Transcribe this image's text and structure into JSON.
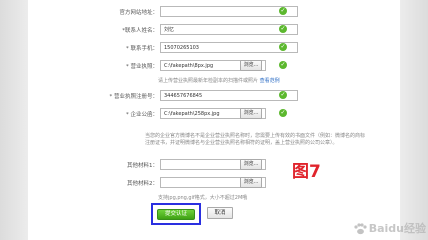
{
  "form": {
    "website": {
      "label": "官方网站地址：",
      "value": ""
    },
    "contact_name": {
      "label": "*联系人姓名：",
      "value": "刘忆"
    },
    "phone": {
      "label": "* 联系手机：",
      "value": "15070265103"
    },
    "license": {
      "label": "* 营业执照：",
      "value": "C:\\fakepath\\8px.jpg",
      "browse": "浏览..."
    },
    "license_hint": {
      "text": "请上传营业执照最新年检副本的扫描件或照片 ",
      "link": "查看范例"
    },
    "reg_no": {
      "label": "* 营业执照注册号：",
      "value": "344657676845"
    },
    "seal": {
      "label": "* 企业公函：",
      "value": "C:\\fakepath\\258px.jpg",
      "browse": "浏览..."
    },
    "notice": "当您的企业官方微博名不是企业营业执照名称时，您需要上传有效的书面文件（例如：微博名的商标注册证书，并证明微博名与企业营业执照名称相符的证明，盖上营业执照的公司公章）。",
    "other1": {
      "label": "其他材料1：",
      "value": "",
      "browse": "浏览..."
    },
    "other2": {
      "label": "其他材料2：",
      "value": "",
      "browse": "浏览..."
    },
    "file_hint": "支持jpg,png,gif格式，大小不超过2M哦",
    "submit_label": "提交认证",
    "cancel_label": "取消"
  },
  "annotation": "图7",
  "watermark": "Baidu经验"
}
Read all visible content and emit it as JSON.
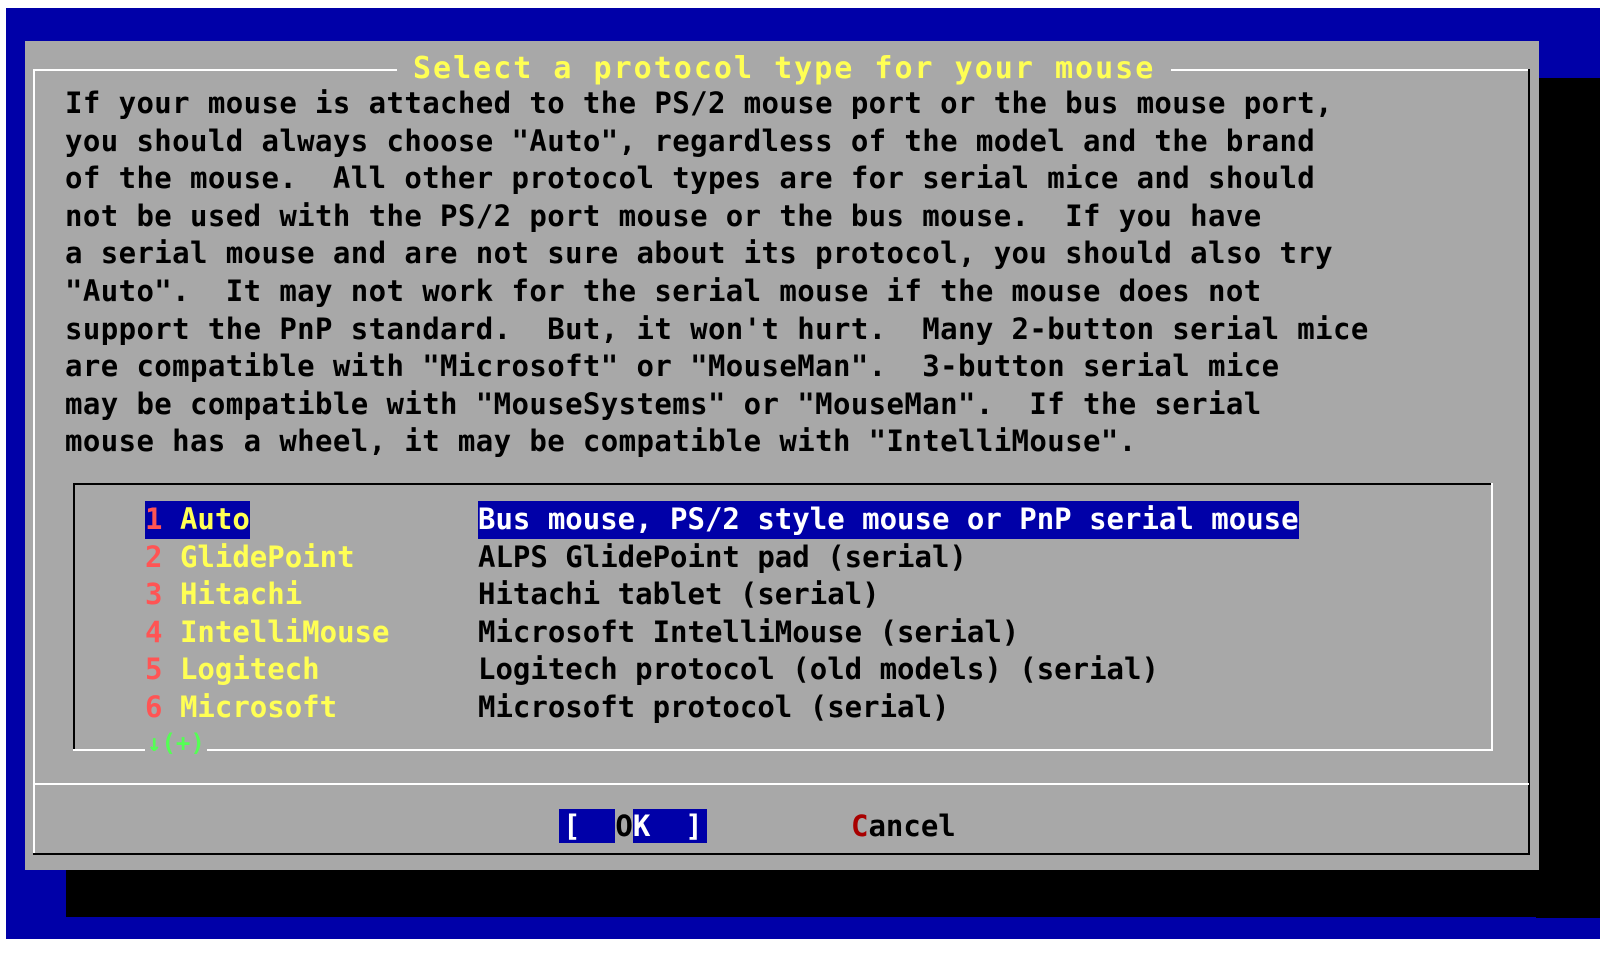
{
  "dialog": {
    "title": "Select a protocol type for your mouse",
    "description": "If your mouse is attached to the PS/2 mouse port or the bus mouse port,\nyou should always choose \"Auto\", regardless of the model and the brand\nof the mouse.  All other protocol types are for serial mice and should\nnot be used with the PS/2 port mouse or the bus mouse.  If you have\na serial mouse and are not sure about its protocol, you should also try\n\"Auto\".  It may not work for the serial mouse if the mouse does not\nsupport the PnP standard.  But, it won't hurt.  Many 2-button serial mice\nare compatible with \"Microsoft\" or \"MouseMan\".  3-button serial mice\nmay be compatible with \"MouseSystems\" or \"MouseMan\".  If the serial\nmouse has a wheel, it may be compatible with \"IntelliMouse\"."
  },
  "list": {
    "items": [
      {
        "num": "1",
        "name": "Auto",
        "desc": "Bus mouse, PS/2 style mouse or PnP serial mouse",
        "selected": true
      },
      {
        "num": "2",
        "name": "GlidePoint",
        "desc": "ALPS GlidePoint pad (serial)"
      },
      {
        "num": "3",
        "name": "Hitachi",
        "desc": "Hitachi tablet (serial)"
      },
      {
        "num": "4",
        "name": "IntelliMouse",
        "desc": "Microsoft IntelliMouse (serial)"
      },
      {
        "num": "5",
        "name": "Logitech",
        "desc": "Logitech protocol (old models) (serial)"
      },
      {
        "num": "6",
        "name": "Microsoft",
        "desc": "Microsoft protocol (serial)"
      }
    ],
    "more_indicator": "↓(+)"
  },
  "buttons": {
    "ok": {
      "open": "[  ",
      "hotkey": "O",
      "rest": "K  ]"
    },
    "cancel": {
      "hotkey": "C",
      "rest": "ancel"
    }
  },
  "colors": {
    "background": "#0000a8",
    "dialog": "#a8a8a8",
    "title": "#ffff54",
    "hotkey_number": "#ff5454",
    "selection": "#0000a8",
    "more_indicator": "#54ff54"
  }
}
^^^^^^^^
All entries must be written out again exactly as given, with no pictures in the copy.

_EXPECTED ANSWER_.
Transcribe this image's text and structure into JSON.
{
  "form": {
    "website": {
      "label": "官方网站地址：",
      "value": ""
    },
    "contact_name": {
      "label": "*联系人姓名：",
      "value": "刘忆"
    },
    "phone": {
      "label": "* 联系手机：",
      "value": "15070265103"
    },
    "license": {
      "label": "* 营业执照：",
      "value": "C:\\fakepath\\8px.jpg",
      "browse": "浏览..."
    },
    "license_hint": {
      "text": "请上传营业执照最新年检副本的扫描件或照片 ",
      "link": "查看范例"
    },
    "reg_no": {
      "label": "* 营业执照注册号：",
      "value": "344657676845"
    },
    "seal": {
      "label": "* 企业公函：",
      "value": "C:\\fakepath\\258px.jpg",
      "browse": "浏览..."
    },
    "notice": "当您的企业官方微博名不是企业营业执照名称时，您需要上传有效的书面文件（例如：微博名的商标注册证书，并证明微博名与企业营业执照名称相符的证明，盖上营业执照的公司公章）。",
    "other1": {
      "label": "其他材料1：",
      "value": "",
      "browse": "浏览..."
    },
    "other2": {
      "label": "其他材料2：",
      "value": "",
      "browse": "浏览..."
    },
    "file_hint": "支持jpg,png,gif格式，大小不超过2M哦",
    "submit_label": "提交认证",
    "cancel_label": "取消"
  },
  "annotation": "图7",
  "watermark": "Baidu经验"
}
Read all visible content and emit it as JSON.
{
  "dialog": {
    "title": "Select a protocol type for your mouse",
    "description": "If your mouse is attached to the PS/2 mouse port or the bus mouse port,\nyou should always choose \"Auto\", regardless of the model and the brand\nof the mouse.  All other protocol types are for serial mice and should\nnot be used with the PS/2 port mouse or the bus mouse.  If you have\na serial mouse and are not sure about its protocol, you should also try\n\"Auto\".  It may not work for the serial mouse if the mouse does not\nsupport the PnP standard.  But, it won't hurt.  Many 2-button serial mice\nare compatible with \"Microsoft\" or \"MouseMan\".  3-button serial mice\nmay be compatible with \"MouseSystems\" or \"MouseMan\".  If the serial\nmouse has a wheel, it may be compatible with \"IntelliMouse\"."
  },
  "list": {
    "items": [
      {
        "num": "1",
        "name": "Auto",
        "desc": "Bus mouse, PS/2 style mouse or PnP serial mouse",
        "selected": true
      },
      {
        "num": "2",
        "name": "GlidePoint",
        "desc": "ALPS GlidePoint pad (serial)"
      },
      {
        "num": "3",
        "name": "Hitachi",
        "desc": "Hitachi tablet (serial)"
      },
      {
        "num": "4",
        "name": "IntelliMouse",
        "desc": "Microsoft IntelliMouse (serial)"
      },
      {
        "num": "5",
        "name": "Logitech",
        "desc": "Logitech protocol (old models) (serial)"
      },
      {
        "num": "6",
        "name": "Microsoft",
        "desc": "Microsoft protocol (serial)"
      }
    ],
    "more_indicator": "↓(+)"
  },
  "buttons": {
    "ok": {
      "open": "[  ",
      "hotkey": "O",
      "rest": "K  ]"
    },
    "cancel": {
      "hotkey": "C",
      "rest": "ancel"
    }
  },
  "colors": {
    "background": "#0000a8",
    "dialog": "#a8a8a8",
    "title": "#ffff54",
    "hotkey_number": "#ff5454",
    "selection": "#0000a8",
    "more_indicator": "#54ff54"
  }
}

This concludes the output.